>> START Dataset extract

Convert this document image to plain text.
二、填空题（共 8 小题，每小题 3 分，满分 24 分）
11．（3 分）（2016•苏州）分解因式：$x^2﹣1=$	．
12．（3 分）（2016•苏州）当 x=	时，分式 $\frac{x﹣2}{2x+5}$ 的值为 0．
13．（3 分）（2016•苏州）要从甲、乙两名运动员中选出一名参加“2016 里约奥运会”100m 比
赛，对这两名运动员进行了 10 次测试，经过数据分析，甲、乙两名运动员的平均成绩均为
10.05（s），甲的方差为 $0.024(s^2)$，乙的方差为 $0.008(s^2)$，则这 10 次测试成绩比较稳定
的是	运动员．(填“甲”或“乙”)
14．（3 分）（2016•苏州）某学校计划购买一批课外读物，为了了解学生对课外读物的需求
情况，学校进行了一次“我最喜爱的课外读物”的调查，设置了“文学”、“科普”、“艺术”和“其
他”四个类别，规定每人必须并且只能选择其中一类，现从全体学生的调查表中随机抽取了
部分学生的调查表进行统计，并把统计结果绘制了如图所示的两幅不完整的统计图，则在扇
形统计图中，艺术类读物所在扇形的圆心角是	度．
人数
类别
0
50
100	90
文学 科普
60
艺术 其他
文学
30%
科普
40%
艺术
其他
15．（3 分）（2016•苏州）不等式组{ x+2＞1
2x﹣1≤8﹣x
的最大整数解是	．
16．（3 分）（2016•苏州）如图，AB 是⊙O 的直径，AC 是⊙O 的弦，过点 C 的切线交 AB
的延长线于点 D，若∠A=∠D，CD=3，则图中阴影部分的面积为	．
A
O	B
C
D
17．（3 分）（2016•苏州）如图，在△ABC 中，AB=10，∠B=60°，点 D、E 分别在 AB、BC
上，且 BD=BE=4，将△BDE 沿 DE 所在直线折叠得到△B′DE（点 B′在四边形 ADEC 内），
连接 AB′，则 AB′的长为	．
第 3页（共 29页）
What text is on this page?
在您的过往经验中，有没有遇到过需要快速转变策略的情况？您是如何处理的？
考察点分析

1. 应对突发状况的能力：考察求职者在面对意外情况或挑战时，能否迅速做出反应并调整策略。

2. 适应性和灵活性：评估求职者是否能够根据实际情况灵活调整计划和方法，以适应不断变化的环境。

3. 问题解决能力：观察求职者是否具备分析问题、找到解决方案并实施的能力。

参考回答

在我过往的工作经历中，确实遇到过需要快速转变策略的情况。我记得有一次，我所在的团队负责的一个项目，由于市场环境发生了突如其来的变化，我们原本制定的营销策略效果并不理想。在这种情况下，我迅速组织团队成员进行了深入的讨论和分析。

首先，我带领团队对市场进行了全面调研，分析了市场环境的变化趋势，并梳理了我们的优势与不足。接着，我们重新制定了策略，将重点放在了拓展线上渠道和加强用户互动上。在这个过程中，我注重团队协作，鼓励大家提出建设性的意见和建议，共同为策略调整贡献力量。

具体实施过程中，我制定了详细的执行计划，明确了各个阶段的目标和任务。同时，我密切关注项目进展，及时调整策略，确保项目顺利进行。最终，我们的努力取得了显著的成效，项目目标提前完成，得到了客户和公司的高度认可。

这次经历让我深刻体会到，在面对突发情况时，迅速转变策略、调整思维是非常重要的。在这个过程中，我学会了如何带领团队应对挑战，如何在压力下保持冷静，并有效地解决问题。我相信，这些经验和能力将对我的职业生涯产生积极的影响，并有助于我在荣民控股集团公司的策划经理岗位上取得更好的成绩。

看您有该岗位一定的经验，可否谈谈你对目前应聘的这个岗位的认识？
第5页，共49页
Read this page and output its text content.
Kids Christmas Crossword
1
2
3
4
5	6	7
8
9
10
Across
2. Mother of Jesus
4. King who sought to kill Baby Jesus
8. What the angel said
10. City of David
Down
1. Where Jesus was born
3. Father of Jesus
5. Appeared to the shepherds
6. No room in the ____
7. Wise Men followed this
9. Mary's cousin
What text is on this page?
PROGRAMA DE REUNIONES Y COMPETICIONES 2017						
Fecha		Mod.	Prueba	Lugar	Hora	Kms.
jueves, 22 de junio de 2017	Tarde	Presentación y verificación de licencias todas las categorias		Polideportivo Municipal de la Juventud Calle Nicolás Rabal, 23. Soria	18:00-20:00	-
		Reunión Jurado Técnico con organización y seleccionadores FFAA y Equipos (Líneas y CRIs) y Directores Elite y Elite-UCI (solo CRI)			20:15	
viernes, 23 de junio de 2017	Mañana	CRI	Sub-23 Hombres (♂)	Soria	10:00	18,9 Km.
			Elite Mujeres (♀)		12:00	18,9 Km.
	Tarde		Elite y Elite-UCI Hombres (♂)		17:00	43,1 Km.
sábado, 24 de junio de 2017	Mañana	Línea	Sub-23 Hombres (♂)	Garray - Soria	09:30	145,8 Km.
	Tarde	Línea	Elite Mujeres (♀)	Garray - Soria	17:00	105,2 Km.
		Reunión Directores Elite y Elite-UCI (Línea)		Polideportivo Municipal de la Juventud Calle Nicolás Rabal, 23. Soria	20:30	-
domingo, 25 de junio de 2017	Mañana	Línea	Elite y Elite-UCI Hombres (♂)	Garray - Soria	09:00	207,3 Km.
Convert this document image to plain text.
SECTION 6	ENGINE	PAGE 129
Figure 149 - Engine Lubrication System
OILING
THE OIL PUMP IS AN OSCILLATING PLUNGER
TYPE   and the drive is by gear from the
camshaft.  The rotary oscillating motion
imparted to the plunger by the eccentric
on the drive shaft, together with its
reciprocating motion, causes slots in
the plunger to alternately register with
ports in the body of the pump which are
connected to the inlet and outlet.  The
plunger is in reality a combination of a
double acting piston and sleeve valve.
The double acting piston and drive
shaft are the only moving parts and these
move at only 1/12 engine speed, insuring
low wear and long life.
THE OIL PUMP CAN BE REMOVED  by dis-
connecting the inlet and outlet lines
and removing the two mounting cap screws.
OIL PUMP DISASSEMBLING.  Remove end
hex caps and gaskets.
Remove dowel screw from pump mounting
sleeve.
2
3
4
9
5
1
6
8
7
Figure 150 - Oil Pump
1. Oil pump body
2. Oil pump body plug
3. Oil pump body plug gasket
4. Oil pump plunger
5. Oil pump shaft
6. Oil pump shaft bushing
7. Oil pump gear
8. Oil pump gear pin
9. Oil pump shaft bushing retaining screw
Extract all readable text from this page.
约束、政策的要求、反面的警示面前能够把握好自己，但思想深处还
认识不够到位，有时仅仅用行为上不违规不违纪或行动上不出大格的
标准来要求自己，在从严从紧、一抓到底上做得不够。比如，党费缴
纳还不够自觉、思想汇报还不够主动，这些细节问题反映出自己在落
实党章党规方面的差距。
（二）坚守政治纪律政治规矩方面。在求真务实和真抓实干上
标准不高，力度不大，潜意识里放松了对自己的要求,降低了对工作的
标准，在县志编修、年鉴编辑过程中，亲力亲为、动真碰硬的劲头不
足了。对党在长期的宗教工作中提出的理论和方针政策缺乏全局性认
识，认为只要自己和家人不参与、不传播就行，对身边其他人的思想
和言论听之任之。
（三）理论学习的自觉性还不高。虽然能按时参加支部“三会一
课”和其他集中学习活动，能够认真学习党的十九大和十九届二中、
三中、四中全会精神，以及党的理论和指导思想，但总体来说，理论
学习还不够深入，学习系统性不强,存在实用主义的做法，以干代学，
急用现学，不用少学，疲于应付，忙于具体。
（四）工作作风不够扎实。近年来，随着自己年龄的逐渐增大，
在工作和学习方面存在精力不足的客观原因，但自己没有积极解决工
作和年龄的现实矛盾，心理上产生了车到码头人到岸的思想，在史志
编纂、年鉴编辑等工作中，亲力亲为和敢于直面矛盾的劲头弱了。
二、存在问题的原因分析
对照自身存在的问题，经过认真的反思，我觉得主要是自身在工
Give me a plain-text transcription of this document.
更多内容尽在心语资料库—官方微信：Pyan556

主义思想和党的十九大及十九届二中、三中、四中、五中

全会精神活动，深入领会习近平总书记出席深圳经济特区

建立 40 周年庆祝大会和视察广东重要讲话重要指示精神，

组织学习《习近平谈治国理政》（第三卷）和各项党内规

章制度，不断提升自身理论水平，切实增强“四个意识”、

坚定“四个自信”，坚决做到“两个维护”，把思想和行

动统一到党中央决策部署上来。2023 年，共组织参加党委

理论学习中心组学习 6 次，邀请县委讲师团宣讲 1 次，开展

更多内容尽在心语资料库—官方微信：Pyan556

>> END Dataset extract

- _Work required_:
Quote, without alteration, the final stretch of the entries: the line with "Give me a plain-text" onward to the last line.

- _Task result_:
Give me a plain-text transcription of this document.
更多内容尽在心语资料库—官方微信：Pyan556

主义思想和党的十九大及十九届二中、三中、四中、五中

全会精神活动，深入领会习近平总书记出席深圳经济特区

建立 40 周年庆祝大会和视察广东重要讲话重要指示精神，

组织学习《习近平谈治国理政》（第三卷）和各项党内规

章制度，不断提升自身理论水平，切实增强“四个意识”、

坚定“四个自信”，坚决做到“两个维护”，把思想和行

动统一到党中央决策部署上来。2023 年，共组织参加党委

理论学习中心组学习 6 次，邀请县委讲师团宣讲 1 次，开展

更多内容尽在心语资料库—官方微信：Pyan556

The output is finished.